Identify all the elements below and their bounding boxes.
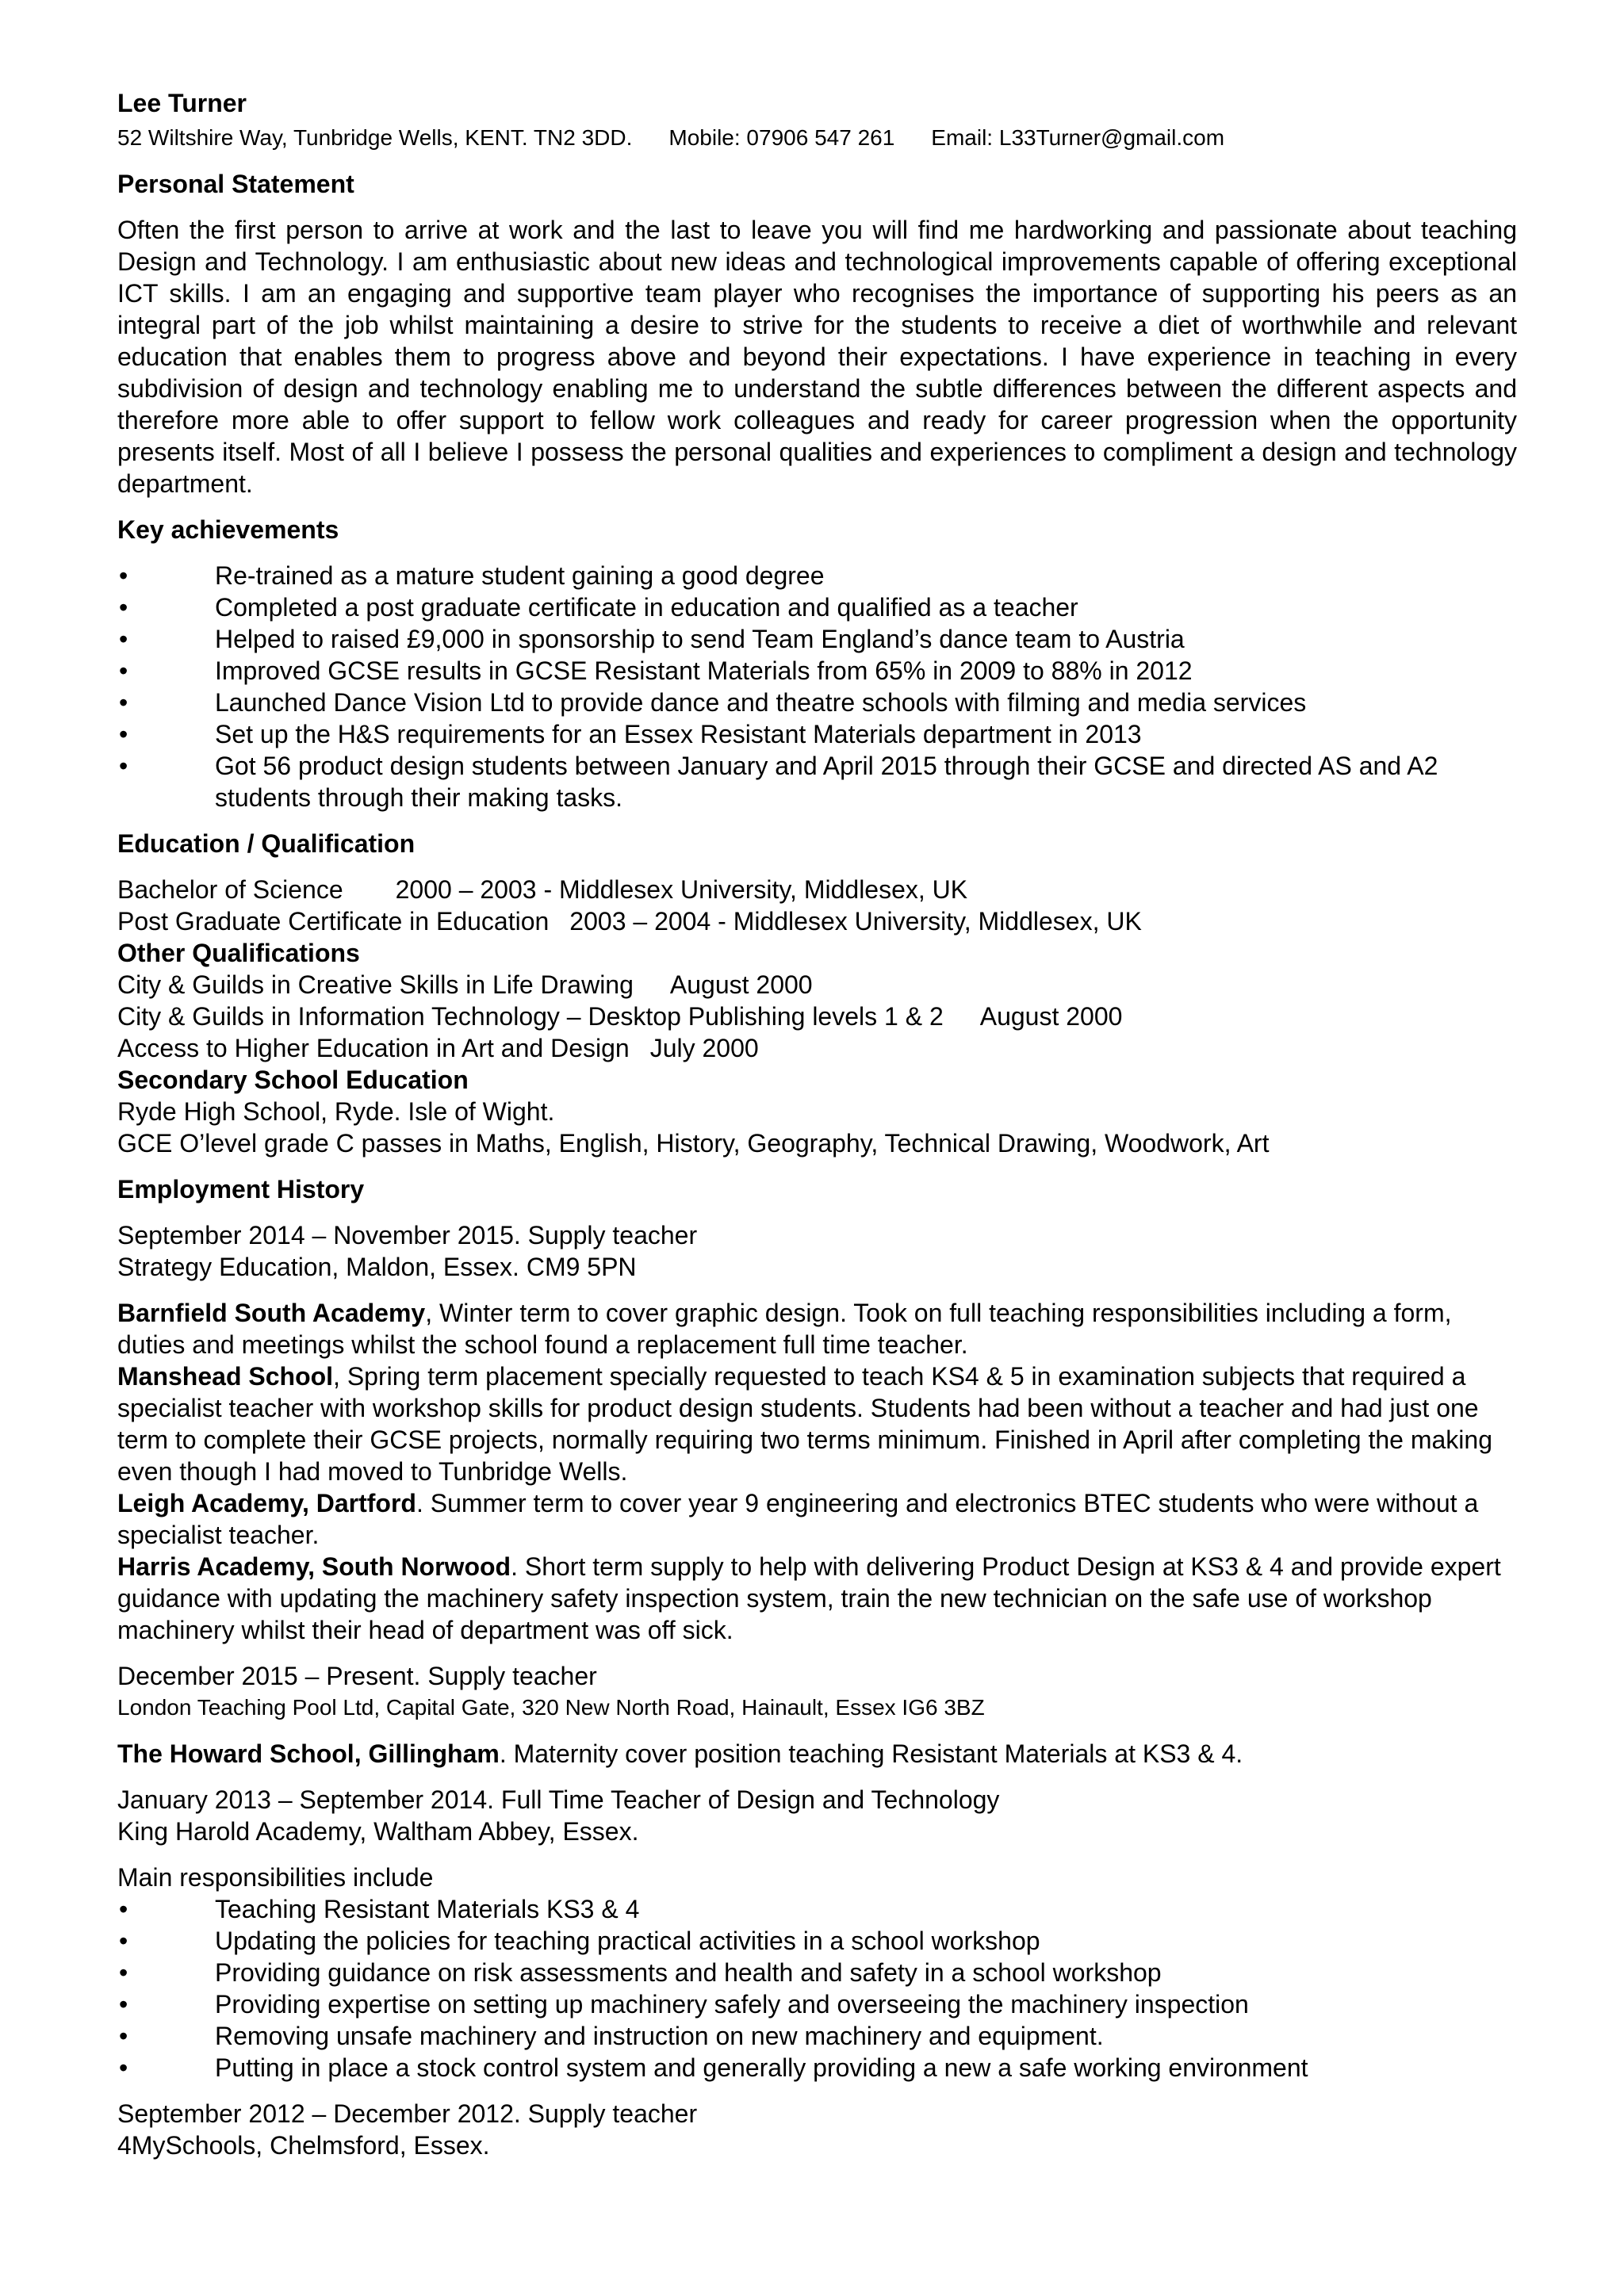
placement: The Howard School, Gillingham. Maternity cover position teaching Resistant Materials at KS3 & 4. <box>117 1739 1243 1768</box>
placement-school: Manshead School <box>117 1362 334 1391</box>
bullet-icon: • <box>119 1895 128 1923</box>
candidate-name: Lee Turner <box>117 89 247 117</box>
job-period: September 2012 – December 2012. Supply teacher <box>117 2099 698 2128</box>
contact-line <box>117 122 1517 154</box>
education-heading: Education / Qualification <box>117 829 416 858</box>
cv-document <box>117 87 1517 2161</box>
bullet-icon: • <box>119 688 128 717</box>
degree-line: Post Graduate Certificate in Education 2003 – 2004 - Middlesex University, Middlesex, UK <box>117 907 1142 936</box>
mobile-number: Mobile: 07906 547 261 <box>668 125 895 150</box>
bullet-icon: • <box>119 1927 128 1955</box>
responsibilities-list <box>117 1893 1517 2084</box>
secondary-education-heading: Secondary School Education <box>117 1066 469 1094</box>
job-employer: Strategy Education, Maldon, Essex. CM9 5PN <box>117 1253 637 1281</box>
list-item: • Re-trained as a mature student gaining a good degree <box>119 561 825 590</box>
bullet-icon: • <box>119 1990 128 2019</box>
personal-statement-heading: Personal Statement <box>117 170 354 198</box>
email-address: Email: L33Turner@gmail.com <box>931 125 1225 150</box>
list-item: • Launched Dance Vision Ltd to provide dance and theatre schools with filming and media services <box>119 688 1307 717</box>
placement-school: Harris Academy, South Norwood <box>117 1552 511 1581</box>
key-achievements-heading: Key achievements <box>117 515 339 544</box>
list-item: • Got 56 product design students between January and April 2015 through their GCSE and directed AS and A2 students through their making tasks. <box>119 752 1438 812</box>
responsibilities-intro: Main responsibilities include <box>117 1863 434 1892</box>
other-qualifications-heading: Other Qualifications <box>117 939 360 967</box>
bullet-icon: • <box>119 1958 128 1987</box>
bullet-icon: • <box>119 720 128 748</box>
bullet-icon: • <box>119 656 128 685</box>
list-item: • Providing guidance on risk assessments and health and safety in a school workshop <box>119 1958 1162 1987</box>
placement: Harris Academy, South Norwood. Short term supply to help with delivering Product Design at KS3 & 4 and provide expert guidance with updating the machinery safety inspection system, train the new technician on the safe use of workshop machinery whilst their head of department was off sick. <box>117 1552 1501 1644</box>
employment-heading: Employment History <box>117 1175 365 1203</box>
job-employer: London Teaching Pool Ltd, Capital Gate, 320 New North Road, Hainault, Essex IG6 3BZ <box>117 1695 985 1720</box>
personal-statement-text: Often the first person to arrive at work and the last to leave you will find me hardworking and passionate about teaching Design and Technology. I am enthusiastic about new ideas and technological improvements capable of offering exceptional ICT skills. I am an engaging and supportive team player who recognises the importance of supporting his peers as an integral part of the job whilst maintaining a desire to strive for the students to receive a diet of worthwhile and relevant education that enables them to progress above and beyond their expectations. I have experience in teaching in every subdivision of design and technology enabling me to understand the subtle differences between the different aspects and therefore more able to offer support to fellow work colleagues and ready for career progression when the opportunity presents itself. Most of all I believe I possess the personal qualities and experiences to compliment a design and technology department. <box>117 216 1517 498</box>
job-employer: King Harold Academy, Waltham Abbey, Essex. <box>117 1817 639 1846</box>
placement: Manshead School, Spring term placement specially requested to teach KS4 & 5 in examination subjects that required a specialist teacher with workshop skills for product design students. Students had been without a teacher and had just one term to complete their GCSE projects, normally requiring two terms minimum. Finished in April after completing the making even though I had moved to Tunbridge Wells. <box>117 1362 1492 1486</box>
job-period: January 2013 – September 2014. Full Time Teacher of Design and Technology <box>117 1785 1000 1814</box>
degree-line: Bachelor of Science 2000 – 2003 - Middlesex University, Middlesex, UK <box>117 875 968 904</box>
list-item: • Putting in place a stock control system and generally providing a new a safe working environment <box>119 2053 1308 2082</box>
list-item: • Helped to raised £9,000 in sponsorship to send Team England’s dance team to Austria <box>119 625 1185 653</box>
list-item: • Set up the H&S requirements for an Essex Resistant Materials department in 2013 <box>119 720 1142 748</box>
bullet-icon: • <box>119 561 128 590</box>
list-item: • Improved GCSE results in GCSE Resistant Materials from 65% in 2009 to 88% in 2012 <box>119 656 1193 685</box>
list-item: • Completed a post graduate certificate in education and qualified as a teacher <box>119 593 1078 622</box>
secondary-passes: GCE O’level grade C passes in Maths, English, History, Geography, Technical Drawing, Woodwork, Art <box>117 1129 1270 1158</box>
bullet-icon: • <box>119 625 128 653</box>
job-period: September 2014 – November 2015. Supply teacher <box>117 1221 698 1249</box>
qualification-line: Access to Higher Education in Art and Design July 2000 <box>117 1034 759 1062</box>
list-item: • Updating the policies for teaching practical activities in a school workshop <box>119 1927 1040 1955</box>
secondary-school: Ryde High School, Ryde. Isle of Wight. <box>117 1097 555 1126</box>
bullet-icon: • <box>119 2053 128 2082</box>
list-item: • Providing expertise on setting up machinery safely and overseeing the machinery inspection <box>119 1990 1249 2019</box>
placement: Barnfield South Academy, Winter term to cover graphic design. Took on full teaching responsibilities including a form, duties and meetings whilst the school found a replacement full time teacher. <box>117 1299 1452 1359</box>
job-period: December 2015 – Present. Supply teacher <box>117 1662 597 1690</box>
list-item: • Removing unsafe machinery and instruction on new machinery and equipment. <box>119 2022 1104 2050</box>
bullet-icon: • <box>119 593 128 622</box>
qualification-line: City & Guilds in Creative Skills in Life Drawing August 2000 <box>117 970 813 999</box>
bullet-icon: • <box>119 752 128 780</box>
placement-school: Barnfield South Academy <box>117 1299 426 1327</box>
address: 52 Wiltshire Way, Tunbridge Wells, KENT. TN2 3DD. <box>117 125 633 150</box>
placement-school: The Howard School, Gillingham <box>117 1739 500 1768</box>
list-item: • Teaching Resistant Materials KS3 & 4 <box>119 1895 640 1923</box>
placement-school: Leigh Academy, Dartford <box>117 1489 416 1517</box>
bullet-icon: • <box>119 2022 128 2050</box>
placement: Leigh Academy, Dartford. Summer term to cover year 9 engineering and electronics BTEC students who were without a specialist teacher. <box>117 1489 1479 1549</box>
qualification-line: City & Guilds in Information Technology – Desktop Publishing levels 1 & 2 August 2000 <box>117 1002 1123 1031</box>
job-employer: 4MySchools, Chelmsford, Essex. <box>117 2131 490 2160</box>
achievements-list <box>117 560 1517 813</box>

+ + + + +

In every item above, swap "bullet-icon" for "bullet-symbol" and reproduce the lines with nothing else changed, leaving out the pictures.

Identify all the elements below and their bounding boxes.
placement: The Howard School, Gillingham. Maternity cover position teaching Resistant Materials at KS3 & 4. <box>117 1739 1243 1768</box>
placement-school: Manshead School <box>117 1362 334 1391</box>
bullet-symbol: • <box>119 1895 128 1923</box>
candidate-name: Lee Turner <box>117 89 247 117</box>
job-period: September 2012 – December 2012. Supply teacher <box>117 2099 698 2128</box>
contact-line <box>117 122 1517 154</box>
education-heading: Education / Qualification <box>117 829 416 858</box>
cv-document <box>117 87 1517 2161</box>
bullet-symbol: • <box>119 688 128 717</box>
degree-line: Post Graduate Certificate in Education 2003 – 2004 - Middlesex University, Middlesex, UK <box>117 907 1142 936</box>
mobile-number: Mobile: 07906 547 261 <box>668 125 895 150</box>
bullet-symbol: • <box>119 1927 128 1955</box>
responsibilities-list <box>117 1893 1517 2084</box>
secondary-education-heading: Secondary School Education <box>117 1066 469 1094</box>
job-employer: Strategy Education, Maldon, Essex. CM9 5PN <box>117 1253 637 1281</box>
list-item: • Re-trained as a mature student gaining a good degree <box>119 561 825 590</box>
bullet-symbol: • <box>119 1990 128 2019</box>
personal-statement-heading: Personal Statement <box>117 170 354 198</box>
email-address: Email: L33Turner@gmail.com <box>931 125 1225 150</box>
list-item: • Launched Dance Vision Ltd to provide dance and theatre schools with filming and media services <box>119 688 1307 717</box>
placement-school: Harris Academy, South Norwood <box>117 1552 511 1581</box>
key-achievements-heading: Key achievements <box>117 515 339 544</box>
list-item: • Got 56 product design students between January and April 2015 through their GCSE and directed AS and A2 students through their making tasks. <box>119 752 1438 812</box>
responsibilities-intro: Main responsibilities include <box>117 1863 434 1892</box>
other-qualifications-heading: Other Qualifications <box>117 939 360 967</box>
bullet-symbol: • <box>119 1958 128 1987</box>
bullet-symbol: • <box>119 720 128 748</box>
bullet-symbol: • <box>119 656 128 685</box>
list-item: • Providing guidance on risk assessments and health and safety in a school workshop <box>119 1958 1162 1987</box>
placement: Harris Academy, South Norwood. Short term supply to help with delivering Product Design at KS3 & 4 and provide expert guidance with updating the machinery safety inspection system, train the new technician on the safe use of workshop machinery whilst their head of department was off sick. <box>117 1552 1501 1644</box>
employment-heading: Employment History <box>117 1175 365 1203</box>
job-employer: London Teaching Pool Ltd, Capital Gate, 320 New North Road, Hainault, Essex IG6 3BZ <box>117 1695 985 1720</box>
personal-statement-text: Often the first person to arrive at work and the last to leave you will find me hardworking and passionate about teaching Design and Technology. I am enthusiastic about new ideas and technological improvements capable of offering exceptional ICT skills. I am an engaging and supportive team player who recognises the importance of supporting his peers as an integral part of the job whilst maintaining a desire to strive for the students to receive a diet of worthwhile and relevant education that enables them to progress above and beyond their expectations. I have experience in teaching in every subdivision of design and technology enabling me to understand the subtle differences between the different aspects and therefore more able to offer support to fellow work colleagues and ready for career progression when the opportunity presents itself. Most of all I believe I possess the personal qualities and experiences to compliment a design and technology department. <box>117 216 1517 498</box>
job-employer: King Harold Academy, Waltham Abbey, Essex. <box>117 1817 639 1846</box>
placement: Manshead School, Spring term placement specially requested to teach KS4 & 5 in examination subjects that required a specialist teacher with workshop skills for product design students. Students had been without a teacher and had just one term to complete their GCSE projects, normally requiring two terms minimum. Finished in April after completing the making even though I had moved to Tunbridge Wells. <box>117 1362 1492 1486</box>
job-period: January 2013 – September 2014. Full Time Teacher of Design and Technology <box>117 1785 1000 1814</box>
degree-line: Bachelor of Science 2000 – 2003 - Middlesex University, Middlesex, UK <box>117 875 968 904</box>
list-item: • Putting in place a stock control system and generally providing a new a safe working environment <box>119 2053 1308 2082</box>
list-item: • Helped to raised £9,000 in sponsorship to send Team England’s dance team to Austria <box>119 625 1185 653</box>
list-item: • Set up the H&S requirements for an Essex Resistant Materials department in 2013 <box>119 720 1142 748</box>
bullet-symbol: • <box>119 561 128 590</box>
list-item: • Improved GCSE results in GCSE Resistant Materials from 65% in 2009 to 88% in 2012 <box>119 656 1193 685</box>
list-item: • Completed a post graduate certificate in education and qualified as a teacher <box>119 593 1078 622</box>
secondary-passes: GCE O’level grade C passes in Maths, English, History, Geography, Technical Drawing, Woodwork, Art <box>117 1129 1270 1158</box>
bullet-symbol: • <box>119 625 128 653</box>
job-period: September 2014 – November 2015. Supply teacher <box>117 1221 698 1249</box>
qualification-line: Access to Higher Education in Art and Design July 2000 <box>117 1034 759 1062</box>
list-item: • Updating the policies for teaching practical activities in a school workshop <box>119 1927 1040 1955</box>
secondary-school: Ryde High School, Ryde. Isle of Wight. <box>117 1097 555 1126</box>
bullet-symbol: • <box>119 2053 128 2082</box>
list-item: • Providing expertise on setting up machinery safely and overseeing the machinery inspection <box>119 1990 1249 2019</box>
placement: Barnfield South Academy, Winter term to cover graphic design. Took on full teaching responsibilities including a form, duties and meetings whilst the school found a replacement full time teacher. <box>117 1299 1452 1359</box>
job-period: December 2015 – Present. Supply teacher <box>117 1662 597 1690</box>
list-item: • Removing unsafe machinery and instruction on new machinery and equipment. <box>119 2022 1104 2050</box>
bullet-symbol: • <box>119 593 128 622</box>
qualification-line: City & Guilds in Creative Skills in Life Drawing August 2000 <box>117 970 813 999</box>
bullet-symbol: • <box>119 752 128 780</box>
placement-school: Barnfield South Academy <box>117 1299 426 1327</box>
address: 52 Wiltshire Way, Tunbridge Wells, KENT. TN2 3DD. <box>117 125 633 150</box>
placement-school: The Howard School, Gillingham <box>117 1739 500 1768</box>
list-item: • Teaching Resistant Materials KS3 & 4 <box>119 1895 640 1923</box>
placement-school: Leigh Academy, Dartford <box>117 1489 416 1517</box>
bullet-symbol: • <box>119 2022 128 2050</box>
placement: Leigh Academy, Dartford. Summer term to cover year 9 engineering and electronics BTEC students who were without a specialist teacher. <box>117 1489 1479 1549</box>
qualification-line: City & Guilds in Information Technology – Desktop Publishing levels 1 & 2 August 2000 <box>117 1002 1123 1031</box>
job-employer: 4MySchools, Chelmsford, Essex. <box>117 2131 490 2160</box>
achievements-list <box>117 560 1517 813</box>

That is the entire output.